Data excerpts:
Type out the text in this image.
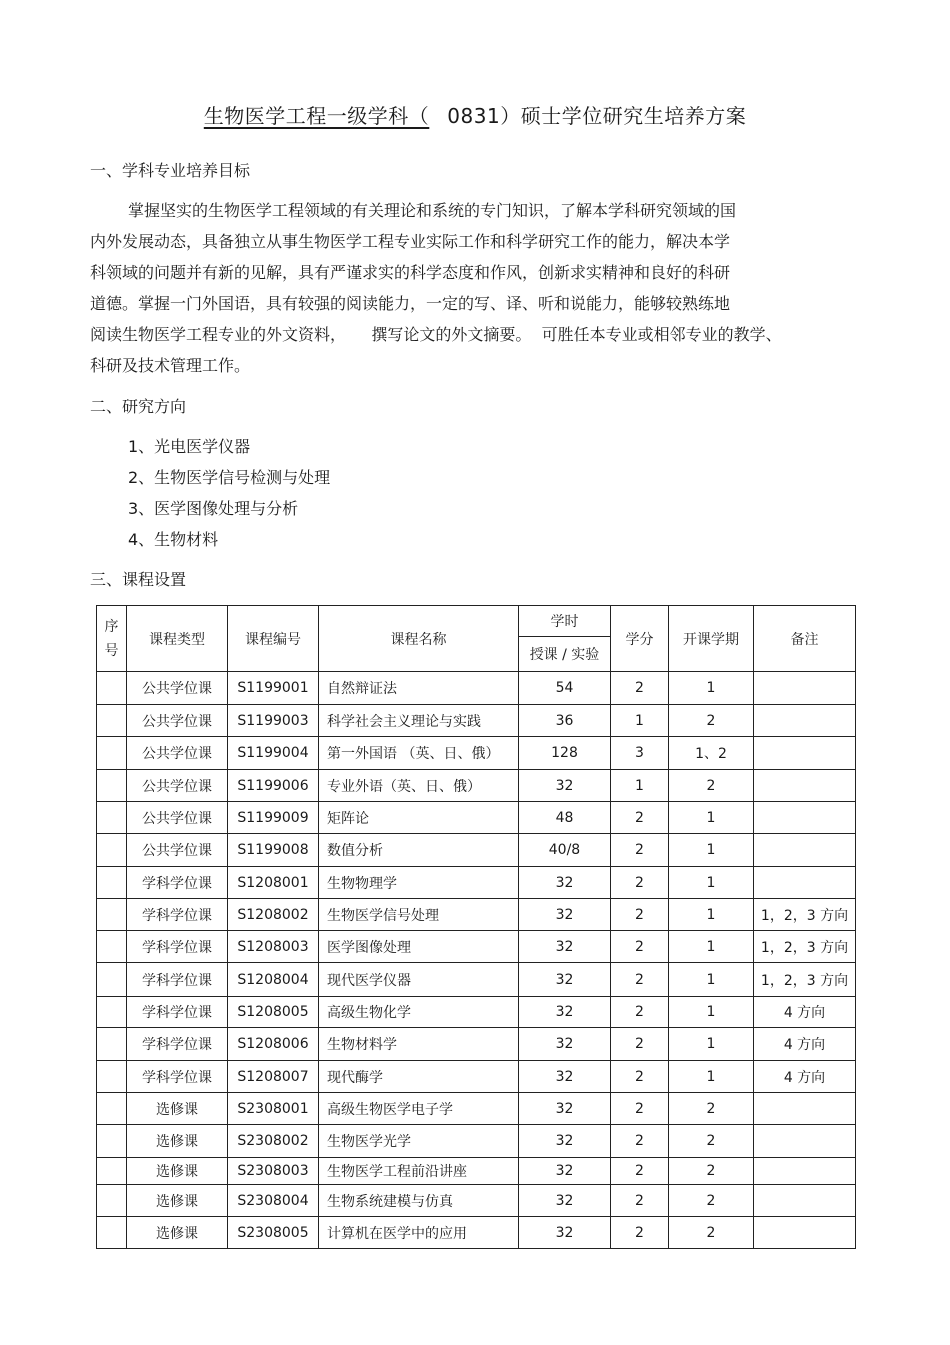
生物医学工程一级学科（ 0831）硕士学位研究生培养方案
一、学科专业培养目标
掌握坚实的生物医学工程领域的有关理论和系统的专门知识，了解本学科研究领域的国
内外发展动态，具备独立从事生物医学工程专业实际工作和科学研究工作的能力，解决本学
科领域的问题并有新的见解，具有严谨求实的科学态度和作风，创新求实精神和良好的科研
道德。掌握一门外国语，具有较强的阅读能力，一定的写、译、听和说能力，能够较熟练地
阅读生物医学工程专业的外文资料，     撰写论文的外文摘要。  可胜任本专业或相邻专业的教学、
科研及技术管理工作。
二、研究方向
1、光电医学仪器
2、生物医学信号检测与处理
3、医学图像处理与分析
4、生物材料
三、课程设置
序号	课程类型	课程编号	课程名称	学时	学分	开课学期	备注
				授课 / 实验			
	公共学位课	S1199001	自然辩证法	54	2	1	
	公共学位课	S1199003	科学社会主义理论与实践	36	1	2	
	公共学位课	S1199004	第一外国语 （英、日、俄）	128	3	1、2	
	公共学位课	S1199006	专业外语（英、日、俄）	32	1	2	
	公共学位课	S1199009	矩阵论	48	2	1	
	公共学位课	S1199008	数值分析	40/8	2	1	
	学科学位课	S1208001	生物物理学	32	2	1	
	学科学位课	S1208002	生物医学信号处理	32	2	1	1，2，3 方向
	学科学位课	S1208003	医学图像处理	32	2	1	1，2，3 方向
	学科学位课	S1208004	现代医学仪器	32	2	1	1，2，3 方向
	学科学位课	S1208005	高级生物化学	32	2	1	4 方向
	学科学位课	S1208006	生物材料学	32	2	1	4 方向
	学科学位课	S1208007	现代酶学	32	2	1	4 方向
	选修课	S2308001	高级生物医学电子学	32	2	2	
	选修课	S2308002	生物医学光学	32	2	2	
	选修课	S2308003	生物医学工程前沿讲座	32	2	2	
	选修课	S2308004	生物系统建模与仿真	32	2	2	
	选修课	S2308005	计算机在医学中的应用	32	2	2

Problem requirements:
In the listing, find all lines with the string "学科学位课" and copy them.

Expected output:
	学科学位课	S1208001	生物物理学	32	2	1	
	学科学位课	S1208002	生物医学信号处理	32	2	1	1，2，3 方向
	学科学位课	S1208003	医学图像处理	32	2	1	1，2，3 方向
	学科学位课	S1208004	现代医学仪器	32	2	1	1，2，3 方向
	学科学位课	S1208005	高级生物化学	32	2	1	4 方向
	学科学位课	S1208006	生物材料学	32	2	1	4 方向
	学科学位课	S1208007	现代酶学	32	2	1	4 方向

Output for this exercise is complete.